● **Problem**:
Search the data for the string "JSON" and extract every line where it appears.

● **Data in this exercise**:
※ ※ ※
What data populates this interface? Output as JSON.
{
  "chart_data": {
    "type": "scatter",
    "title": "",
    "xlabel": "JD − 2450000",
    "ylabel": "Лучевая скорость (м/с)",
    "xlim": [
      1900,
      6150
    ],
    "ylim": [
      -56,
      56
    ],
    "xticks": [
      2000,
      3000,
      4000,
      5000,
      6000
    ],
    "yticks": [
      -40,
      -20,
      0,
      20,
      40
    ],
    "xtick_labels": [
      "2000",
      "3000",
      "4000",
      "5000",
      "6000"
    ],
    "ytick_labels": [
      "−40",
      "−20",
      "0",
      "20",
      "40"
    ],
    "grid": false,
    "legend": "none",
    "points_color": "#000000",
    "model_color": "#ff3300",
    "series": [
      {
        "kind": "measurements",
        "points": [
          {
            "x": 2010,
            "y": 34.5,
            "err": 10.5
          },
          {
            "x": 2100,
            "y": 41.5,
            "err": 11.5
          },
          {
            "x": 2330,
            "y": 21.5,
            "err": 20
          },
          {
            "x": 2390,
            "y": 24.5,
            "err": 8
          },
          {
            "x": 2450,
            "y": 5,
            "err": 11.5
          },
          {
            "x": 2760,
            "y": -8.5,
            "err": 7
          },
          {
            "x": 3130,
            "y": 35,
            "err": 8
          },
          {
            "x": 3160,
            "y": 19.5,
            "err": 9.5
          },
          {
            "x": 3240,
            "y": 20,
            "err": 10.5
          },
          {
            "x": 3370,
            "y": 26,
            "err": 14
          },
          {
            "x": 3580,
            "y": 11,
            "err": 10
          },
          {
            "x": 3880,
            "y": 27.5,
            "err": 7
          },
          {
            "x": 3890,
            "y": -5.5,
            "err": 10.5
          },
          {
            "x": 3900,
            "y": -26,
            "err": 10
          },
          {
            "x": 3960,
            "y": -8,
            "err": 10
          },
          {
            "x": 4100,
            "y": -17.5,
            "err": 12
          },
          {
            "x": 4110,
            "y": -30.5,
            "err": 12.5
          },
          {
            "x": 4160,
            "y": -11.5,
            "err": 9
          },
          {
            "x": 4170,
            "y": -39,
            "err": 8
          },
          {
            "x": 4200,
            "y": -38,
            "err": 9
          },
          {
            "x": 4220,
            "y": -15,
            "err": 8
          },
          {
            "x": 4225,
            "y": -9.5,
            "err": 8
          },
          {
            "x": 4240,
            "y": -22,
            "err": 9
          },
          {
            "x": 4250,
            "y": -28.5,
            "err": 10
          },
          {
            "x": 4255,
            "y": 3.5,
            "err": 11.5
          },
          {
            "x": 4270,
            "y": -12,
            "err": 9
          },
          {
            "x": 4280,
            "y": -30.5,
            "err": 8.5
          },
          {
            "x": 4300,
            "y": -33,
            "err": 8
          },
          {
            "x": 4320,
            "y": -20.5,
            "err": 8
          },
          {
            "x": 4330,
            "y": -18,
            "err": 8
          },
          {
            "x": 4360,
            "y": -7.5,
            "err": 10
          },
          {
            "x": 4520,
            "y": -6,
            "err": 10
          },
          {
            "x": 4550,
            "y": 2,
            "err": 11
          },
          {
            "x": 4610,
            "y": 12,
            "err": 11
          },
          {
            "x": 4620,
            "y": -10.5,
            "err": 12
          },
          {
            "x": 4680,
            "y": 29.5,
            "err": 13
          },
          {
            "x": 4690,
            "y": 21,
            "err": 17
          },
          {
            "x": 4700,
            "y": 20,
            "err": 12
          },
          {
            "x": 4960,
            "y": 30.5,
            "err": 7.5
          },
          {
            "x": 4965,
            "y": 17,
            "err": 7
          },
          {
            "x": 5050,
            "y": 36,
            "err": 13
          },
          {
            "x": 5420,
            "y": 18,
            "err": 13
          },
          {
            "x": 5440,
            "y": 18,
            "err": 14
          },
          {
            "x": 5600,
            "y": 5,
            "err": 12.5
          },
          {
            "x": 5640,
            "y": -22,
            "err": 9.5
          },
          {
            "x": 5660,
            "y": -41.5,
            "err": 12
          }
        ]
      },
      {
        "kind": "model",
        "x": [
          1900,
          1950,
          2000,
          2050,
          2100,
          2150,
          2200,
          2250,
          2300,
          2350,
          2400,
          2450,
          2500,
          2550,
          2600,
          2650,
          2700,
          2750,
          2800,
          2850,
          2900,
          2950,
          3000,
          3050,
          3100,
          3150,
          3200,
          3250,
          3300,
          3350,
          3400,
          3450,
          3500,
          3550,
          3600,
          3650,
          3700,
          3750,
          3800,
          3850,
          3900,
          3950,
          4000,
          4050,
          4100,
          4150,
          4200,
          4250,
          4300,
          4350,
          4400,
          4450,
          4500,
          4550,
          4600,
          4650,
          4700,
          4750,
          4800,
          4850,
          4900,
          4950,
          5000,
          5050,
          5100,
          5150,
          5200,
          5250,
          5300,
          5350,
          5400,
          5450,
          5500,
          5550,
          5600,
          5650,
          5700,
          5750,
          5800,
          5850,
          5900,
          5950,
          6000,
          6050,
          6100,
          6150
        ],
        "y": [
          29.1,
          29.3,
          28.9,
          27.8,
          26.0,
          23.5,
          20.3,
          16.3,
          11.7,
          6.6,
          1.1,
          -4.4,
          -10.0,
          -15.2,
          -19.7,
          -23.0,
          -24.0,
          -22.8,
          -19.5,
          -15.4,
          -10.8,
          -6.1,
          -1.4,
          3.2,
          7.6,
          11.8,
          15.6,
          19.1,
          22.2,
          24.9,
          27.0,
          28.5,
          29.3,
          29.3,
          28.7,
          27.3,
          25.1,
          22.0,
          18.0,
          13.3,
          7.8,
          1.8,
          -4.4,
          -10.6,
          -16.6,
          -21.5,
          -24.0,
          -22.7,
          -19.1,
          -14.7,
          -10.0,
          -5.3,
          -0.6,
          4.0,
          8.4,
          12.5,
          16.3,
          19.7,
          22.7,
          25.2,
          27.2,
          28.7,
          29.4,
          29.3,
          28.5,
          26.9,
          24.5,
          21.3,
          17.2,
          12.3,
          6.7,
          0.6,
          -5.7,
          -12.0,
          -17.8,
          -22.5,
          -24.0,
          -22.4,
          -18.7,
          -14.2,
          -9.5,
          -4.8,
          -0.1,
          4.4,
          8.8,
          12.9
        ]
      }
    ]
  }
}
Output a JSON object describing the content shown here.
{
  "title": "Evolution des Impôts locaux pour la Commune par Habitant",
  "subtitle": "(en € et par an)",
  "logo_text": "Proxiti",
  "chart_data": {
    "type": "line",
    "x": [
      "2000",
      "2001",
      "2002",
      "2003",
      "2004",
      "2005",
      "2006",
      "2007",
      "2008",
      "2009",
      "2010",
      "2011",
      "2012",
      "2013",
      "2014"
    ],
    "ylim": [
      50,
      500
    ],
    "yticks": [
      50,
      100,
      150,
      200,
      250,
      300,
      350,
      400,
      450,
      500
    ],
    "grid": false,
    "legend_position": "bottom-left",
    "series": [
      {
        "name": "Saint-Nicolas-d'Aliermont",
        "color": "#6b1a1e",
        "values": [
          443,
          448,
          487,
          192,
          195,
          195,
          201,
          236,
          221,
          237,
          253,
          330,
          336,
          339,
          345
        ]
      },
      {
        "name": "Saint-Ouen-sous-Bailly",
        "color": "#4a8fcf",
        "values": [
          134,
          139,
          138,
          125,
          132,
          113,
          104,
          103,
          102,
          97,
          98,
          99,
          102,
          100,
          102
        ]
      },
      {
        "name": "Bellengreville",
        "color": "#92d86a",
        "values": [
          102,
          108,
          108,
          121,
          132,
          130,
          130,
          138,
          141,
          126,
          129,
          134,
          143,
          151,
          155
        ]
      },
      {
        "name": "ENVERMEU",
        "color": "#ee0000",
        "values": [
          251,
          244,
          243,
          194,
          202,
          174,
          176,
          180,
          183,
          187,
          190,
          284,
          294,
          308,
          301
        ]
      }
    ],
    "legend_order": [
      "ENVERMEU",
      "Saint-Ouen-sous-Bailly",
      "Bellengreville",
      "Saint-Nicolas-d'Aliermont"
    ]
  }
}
※ ※ ※
● **Task response**:
What data populates this interface? Output as JSON.
Output a JSON object describing the content shown here.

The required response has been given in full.